- _AIM_
Filter these entries so that only lines with the word "custody" remain.

- _RECORDS_
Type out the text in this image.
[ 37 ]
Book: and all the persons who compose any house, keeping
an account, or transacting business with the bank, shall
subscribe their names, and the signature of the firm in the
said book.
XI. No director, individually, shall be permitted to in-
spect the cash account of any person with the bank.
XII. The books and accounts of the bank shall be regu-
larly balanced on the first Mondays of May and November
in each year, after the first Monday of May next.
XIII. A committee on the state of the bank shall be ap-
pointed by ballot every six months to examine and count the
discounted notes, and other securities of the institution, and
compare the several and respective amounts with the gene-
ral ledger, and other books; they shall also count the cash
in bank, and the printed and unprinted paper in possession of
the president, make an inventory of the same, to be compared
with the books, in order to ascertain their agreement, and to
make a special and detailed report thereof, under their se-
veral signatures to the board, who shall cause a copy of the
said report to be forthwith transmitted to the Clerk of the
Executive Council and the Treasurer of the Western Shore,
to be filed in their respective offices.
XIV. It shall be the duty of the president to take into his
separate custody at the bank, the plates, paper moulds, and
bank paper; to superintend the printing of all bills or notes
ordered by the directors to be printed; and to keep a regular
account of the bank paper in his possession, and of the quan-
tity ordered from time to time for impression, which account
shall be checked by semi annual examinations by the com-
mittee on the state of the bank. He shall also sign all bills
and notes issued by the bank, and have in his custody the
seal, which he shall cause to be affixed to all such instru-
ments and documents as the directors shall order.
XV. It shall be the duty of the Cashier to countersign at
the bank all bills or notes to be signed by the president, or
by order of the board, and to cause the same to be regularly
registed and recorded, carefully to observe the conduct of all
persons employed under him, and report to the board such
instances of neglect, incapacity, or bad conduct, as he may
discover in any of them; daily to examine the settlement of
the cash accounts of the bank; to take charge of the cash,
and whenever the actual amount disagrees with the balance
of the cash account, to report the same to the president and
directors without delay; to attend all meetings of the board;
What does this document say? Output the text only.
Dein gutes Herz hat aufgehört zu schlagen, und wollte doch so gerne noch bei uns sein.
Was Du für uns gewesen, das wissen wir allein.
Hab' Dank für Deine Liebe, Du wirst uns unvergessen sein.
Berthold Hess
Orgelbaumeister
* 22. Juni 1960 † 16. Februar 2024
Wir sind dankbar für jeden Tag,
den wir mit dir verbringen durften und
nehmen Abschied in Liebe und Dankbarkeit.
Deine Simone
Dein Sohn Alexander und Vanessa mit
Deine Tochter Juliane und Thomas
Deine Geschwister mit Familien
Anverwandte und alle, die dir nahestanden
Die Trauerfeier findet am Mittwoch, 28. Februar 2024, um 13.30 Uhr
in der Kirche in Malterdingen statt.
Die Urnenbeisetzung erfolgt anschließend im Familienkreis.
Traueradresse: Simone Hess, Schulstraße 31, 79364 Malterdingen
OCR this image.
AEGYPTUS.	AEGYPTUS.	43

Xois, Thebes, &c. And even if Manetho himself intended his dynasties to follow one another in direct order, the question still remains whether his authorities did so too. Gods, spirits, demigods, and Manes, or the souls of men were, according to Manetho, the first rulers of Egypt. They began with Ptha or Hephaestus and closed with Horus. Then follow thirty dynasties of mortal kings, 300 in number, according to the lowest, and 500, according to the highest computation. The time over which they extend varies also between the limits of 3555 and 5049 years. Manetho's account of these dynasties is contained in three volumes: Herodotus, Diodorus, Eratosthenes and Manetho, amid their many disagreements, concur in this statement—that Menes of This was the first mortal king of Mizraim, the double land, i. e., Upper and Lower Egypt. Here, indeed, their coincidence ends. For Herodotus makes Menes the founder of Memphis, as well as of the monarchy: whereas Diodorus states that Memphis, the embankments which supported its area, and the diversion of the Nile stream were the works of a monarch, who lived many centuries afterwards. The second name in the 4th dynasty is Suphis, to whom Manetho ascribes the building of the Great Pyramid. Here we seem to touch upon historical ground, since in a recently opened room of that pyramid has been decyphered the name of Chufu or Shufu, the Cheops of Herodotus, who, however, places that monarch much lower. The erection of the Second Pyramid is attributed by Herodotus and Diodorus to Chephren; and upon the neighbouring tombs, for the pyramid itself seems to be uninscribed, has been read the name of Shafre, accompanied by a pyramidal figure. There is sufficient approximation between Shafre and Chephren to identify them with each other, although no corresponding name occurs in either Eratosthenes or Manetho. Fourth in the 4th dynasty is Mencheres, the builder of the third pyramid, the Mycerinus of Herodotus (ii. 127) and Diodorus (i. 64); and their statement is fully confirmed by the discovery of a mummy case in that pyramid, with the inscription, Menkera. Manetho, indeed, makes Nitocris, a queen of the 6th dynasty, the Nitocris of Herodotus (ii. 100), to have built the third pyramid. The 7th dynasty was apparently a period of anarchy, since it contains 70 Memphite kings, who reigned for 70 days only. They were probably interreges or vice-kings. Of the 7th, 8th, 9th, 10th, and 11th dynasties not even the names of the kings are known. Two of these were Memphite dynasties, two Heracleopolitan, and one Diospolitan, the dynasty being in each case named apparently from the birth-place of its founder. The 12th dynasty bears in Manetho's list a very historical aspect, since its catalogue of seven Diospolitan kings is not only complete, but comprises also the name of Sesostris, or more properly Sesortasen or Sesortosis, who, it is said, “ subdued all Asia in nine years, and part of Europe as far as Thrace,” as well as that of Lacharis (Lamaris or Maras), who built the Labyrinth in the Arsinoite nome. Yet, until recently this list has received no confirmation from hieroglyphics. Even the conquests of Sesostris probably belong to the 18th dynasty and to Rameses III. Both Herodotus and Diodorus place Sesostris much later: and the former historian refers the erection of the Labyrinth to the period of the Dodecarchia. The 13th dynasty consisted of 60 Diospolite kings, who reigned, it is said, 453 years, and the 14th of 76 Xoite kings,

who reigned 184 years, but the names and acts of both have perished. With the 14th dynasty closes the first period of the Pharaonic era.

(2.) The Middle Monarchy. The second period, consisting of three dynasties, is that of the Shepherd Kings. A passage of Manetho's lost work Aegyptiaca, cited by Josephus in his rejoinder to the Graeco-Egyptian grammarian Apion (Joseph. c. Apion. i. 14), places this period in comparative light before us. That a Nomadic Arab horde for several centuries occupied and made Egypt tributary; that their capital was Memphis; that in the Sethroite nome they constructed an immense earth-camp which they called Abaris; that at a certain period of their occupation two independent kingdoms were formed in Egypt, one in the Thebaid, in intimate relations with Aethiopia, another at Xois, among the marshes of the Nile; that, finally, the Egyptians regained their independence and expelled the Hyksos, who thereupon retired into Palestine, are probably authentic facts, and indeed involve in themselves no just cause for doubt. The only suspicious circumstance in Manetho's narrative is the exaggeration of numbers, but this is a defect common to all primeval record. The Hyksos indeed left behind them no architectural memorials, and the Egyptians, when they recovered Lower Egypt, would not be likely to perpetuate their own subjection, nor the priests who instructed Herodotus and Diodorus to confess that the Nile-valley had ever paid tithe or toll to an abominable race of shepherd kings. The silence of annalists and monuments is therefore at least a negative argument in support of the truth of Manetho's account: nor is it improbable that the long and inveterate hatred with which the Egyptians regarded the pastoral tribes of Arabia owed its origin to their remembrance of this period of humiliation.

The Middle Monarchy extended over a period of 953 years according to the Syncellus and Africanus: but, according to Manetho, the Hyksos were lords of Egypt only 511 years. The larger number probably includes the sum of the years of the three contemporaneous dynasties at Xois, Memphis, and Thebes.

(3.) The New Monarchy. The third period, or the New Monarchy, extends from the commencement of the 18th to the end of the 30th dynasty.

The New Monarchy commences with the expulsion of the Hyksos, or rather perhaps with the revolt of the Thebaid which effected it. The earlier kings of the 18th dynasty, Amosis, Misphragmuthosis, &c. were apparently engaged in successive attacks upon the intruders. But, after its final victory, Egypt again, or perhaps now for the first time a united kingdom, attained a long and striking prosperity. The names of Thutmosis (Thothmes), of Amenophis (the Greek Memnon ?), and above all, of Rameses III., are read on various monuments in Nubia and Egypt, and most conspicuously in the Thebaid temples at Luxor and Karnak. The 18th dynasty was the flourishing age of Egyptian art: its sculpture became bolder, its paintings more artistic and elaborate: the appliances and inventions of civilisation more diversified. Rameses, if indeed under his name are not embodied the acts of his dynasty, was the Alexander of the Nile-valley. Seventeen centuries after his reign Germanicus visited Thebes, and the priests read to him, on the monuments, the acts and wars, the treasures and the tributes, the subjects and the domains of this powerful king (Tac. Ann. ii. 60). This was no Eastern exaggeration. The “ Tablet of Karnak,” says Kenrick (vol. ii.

- _FINAL RESULT_
separate custody at the bank, the plates, paper moulds, and
and notes issued by the bank, and have in his custody the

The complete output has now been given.